### CONSIGNE
Réponds aux questions suivantes à partir de l'extrait sur les sélecteurs de vitesses.
1. Quel constructeur la famille accuse-t-elle d'avoir produit un sélecteur de rapports défectueux ?
2. Chez quel constructeur a-t-on mis au point un boîtier de sélection doté de boutons-poussoirs ?
3. Sur quel modèle Ford a-t-on placé des boutons de sélection des rapports dans le moyeu du volant ?

====== EXTRAIT SOURCE

La famille souligne avec emphase que le constructeur Range Rover a produit un sélecteur de rapports de boîte défectueux et c’est pour cette raison que le véhicule a reculé sans préavis, causant des blessures fatales à la conductrice. Le sélecteur en cause est un bouton rotatif qui a déjà été l’objet de nombreuses critiques de la part d’utilisateurs, et ce sur de nombreux modèles et marques qui font appel à ce système de sélection. Mais avant de s’intéresser plus spécifiquement à ce mécanisme, voyons donc l’évolution des systèmes de choix des vitesses au fil des années depuis l’apparition et la commercialisation des voitures de grande diffusion avec boîte automatique depuis les années 50.

Le levier traditionnel

Avant l’arrivée des boîtes automatiques, la plupart des voitures de l’époque faisaient appel à un levier de sélection des vitesses placé sur la colonne de direction et le mode de sélection en forme de « H » permettait de passer du premier au troisième rapport sans oublier la marche arrière. Lorsque l’automatisation de la boîte de vitesses est arrivée, on a repris la même approche avec un levier de sélection placé sur la colonne, mais au lieu d’effectuer un trajet en forme de H, le déplacement linéaire était de gauche à droite. Et pour savoir quel rapport avait été choisi, un petit tableau doté d’une aiguille informait le conducteur du rapport choisi. C’était simple, passablement efficace. Mais au fil des années, le système de sélection s’usait avec pour inconvénient de devoir s’accommoder d’une sélection des vitesses parfois aléatoires, ce qui pouvait entraîner des surprises.

Les boutons-poussoirs

Bien entendu, les constructeurs automobiles sont toujours à la recherche d’innovations susceptibles de convaincre l’acheteur de choisir un modèle de leur marque. C’est ainsi que chez Chrysler, on a développé un boîtier de sélection doté de boutons-poussoirs qui permettaient de passer les rapports. C’était attrayant, efficace et cela dégageait également la colonne de direction pour y placer les leviers des clignotants et des essuie-glaces. Cependant, il arrivait parfois que l’un de ces boutons se coince, avec des conséquences que l’on devine.

Chez Ford, on avait placé des boutons de sélection des rapports dans le moyeu du volant du Edsel. Là aussi, ça faisait moderne, mais puisque ce modèle a été un échec retentissant, personne d’autre ne s’est intéressé à cette approche.

============
====== DONNÉES FOURNIES

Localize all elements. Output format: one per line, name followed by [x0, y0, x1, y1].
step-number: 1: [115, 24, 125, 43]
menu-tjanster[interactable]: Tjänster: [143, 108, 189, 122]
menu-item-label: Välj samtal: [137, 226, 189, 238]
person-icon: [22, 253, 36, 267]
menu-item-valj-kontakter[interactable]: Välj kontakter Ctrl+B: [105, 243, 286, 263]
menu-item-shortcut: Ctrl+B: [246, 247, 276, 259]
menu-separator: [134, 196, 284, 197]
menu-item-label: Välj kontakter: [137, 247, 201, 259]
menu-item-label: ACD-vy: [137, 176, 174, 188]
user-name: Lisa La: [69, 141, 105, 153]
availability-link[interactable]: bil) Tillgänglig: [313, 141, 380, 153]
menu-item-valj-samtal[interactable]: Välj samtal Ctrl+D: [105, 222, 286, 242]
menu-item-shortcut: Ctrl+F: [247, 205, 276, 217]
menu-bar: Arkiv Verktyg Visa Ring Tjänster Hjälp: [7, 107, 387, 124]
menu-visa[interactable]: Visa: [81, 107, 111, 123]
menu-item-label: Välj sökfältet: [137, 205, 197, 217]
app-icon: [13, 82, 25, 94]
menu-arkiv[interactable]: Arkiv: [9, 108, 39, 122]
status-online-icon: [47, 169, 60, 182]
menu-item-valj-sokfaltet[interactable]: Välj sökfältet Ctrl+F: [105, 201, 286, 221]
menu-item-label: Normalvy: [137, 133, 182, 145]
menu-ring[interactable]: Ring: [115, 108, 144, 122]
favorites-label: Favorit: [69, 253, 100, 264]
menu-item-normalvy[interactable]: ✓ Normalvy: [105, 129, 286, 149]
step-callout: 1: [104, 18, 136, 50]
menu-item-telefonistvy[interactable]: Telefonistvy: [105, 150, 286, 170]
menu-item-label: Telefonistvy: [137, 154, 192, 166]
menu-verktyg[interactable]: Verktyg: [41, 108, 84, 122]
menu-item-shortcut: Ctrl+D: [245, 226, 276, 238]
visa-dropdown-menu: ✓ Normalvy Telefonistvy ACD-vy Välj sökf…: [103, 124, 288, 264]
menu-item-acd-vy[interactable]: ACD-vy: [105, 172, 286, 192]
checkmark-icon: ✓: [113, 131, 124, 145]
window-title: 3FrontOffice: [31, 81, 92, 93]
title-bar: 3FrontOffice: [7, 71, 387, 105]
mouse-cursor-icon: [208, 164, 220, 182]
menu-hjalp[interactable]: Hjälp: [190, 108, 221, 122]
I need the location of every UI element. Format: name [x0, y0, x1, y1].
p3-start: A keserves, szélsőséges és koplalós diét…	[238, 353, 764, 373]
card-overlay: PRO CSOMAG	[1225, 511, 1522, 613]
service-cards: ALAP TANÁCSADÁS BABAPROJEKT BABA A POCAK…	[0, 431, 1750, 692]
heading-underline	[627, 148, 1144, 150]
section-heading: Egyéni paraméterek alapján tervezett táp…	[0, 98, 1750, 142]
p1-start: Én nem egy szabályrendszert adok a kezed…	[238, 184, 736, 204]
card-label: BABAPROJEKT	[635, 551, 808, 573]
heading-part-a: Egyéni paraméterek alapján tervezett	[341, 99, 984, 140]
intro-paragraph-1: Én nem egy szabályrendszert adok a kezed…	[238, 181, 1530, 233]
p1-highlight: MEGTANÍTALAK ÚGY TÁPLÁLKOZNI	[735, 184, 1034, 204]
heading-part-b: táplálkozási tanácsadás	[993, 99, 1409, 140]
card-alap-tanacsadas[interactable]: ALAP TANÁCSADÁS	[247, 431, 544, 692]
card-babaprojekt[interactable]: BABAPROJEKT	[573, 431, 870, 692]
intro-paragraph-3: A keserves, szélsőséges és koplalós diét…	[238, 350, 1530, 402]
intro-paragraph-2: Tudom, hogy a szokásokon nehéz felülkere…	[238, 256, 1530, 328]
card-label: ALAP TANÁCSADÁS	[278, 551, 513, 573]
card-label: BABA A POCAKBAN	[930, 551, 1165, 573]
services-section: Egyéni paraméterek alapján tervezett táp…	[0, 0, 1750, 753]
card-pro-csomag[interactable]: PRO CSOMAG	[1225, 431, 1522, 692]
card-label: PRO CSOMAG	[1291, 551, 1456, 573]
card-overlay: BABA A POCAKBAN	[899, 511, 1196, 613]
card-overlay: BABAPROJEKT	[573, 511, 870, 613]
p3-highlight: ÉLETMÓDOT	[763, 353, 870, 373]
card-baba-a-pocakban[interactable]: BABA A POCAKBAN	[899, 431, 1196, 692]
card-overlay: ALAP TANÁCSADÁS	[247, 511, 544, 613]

============

### RÉPONSE
1. Range Rover.
2. Chrysler.
3. L'Edsel.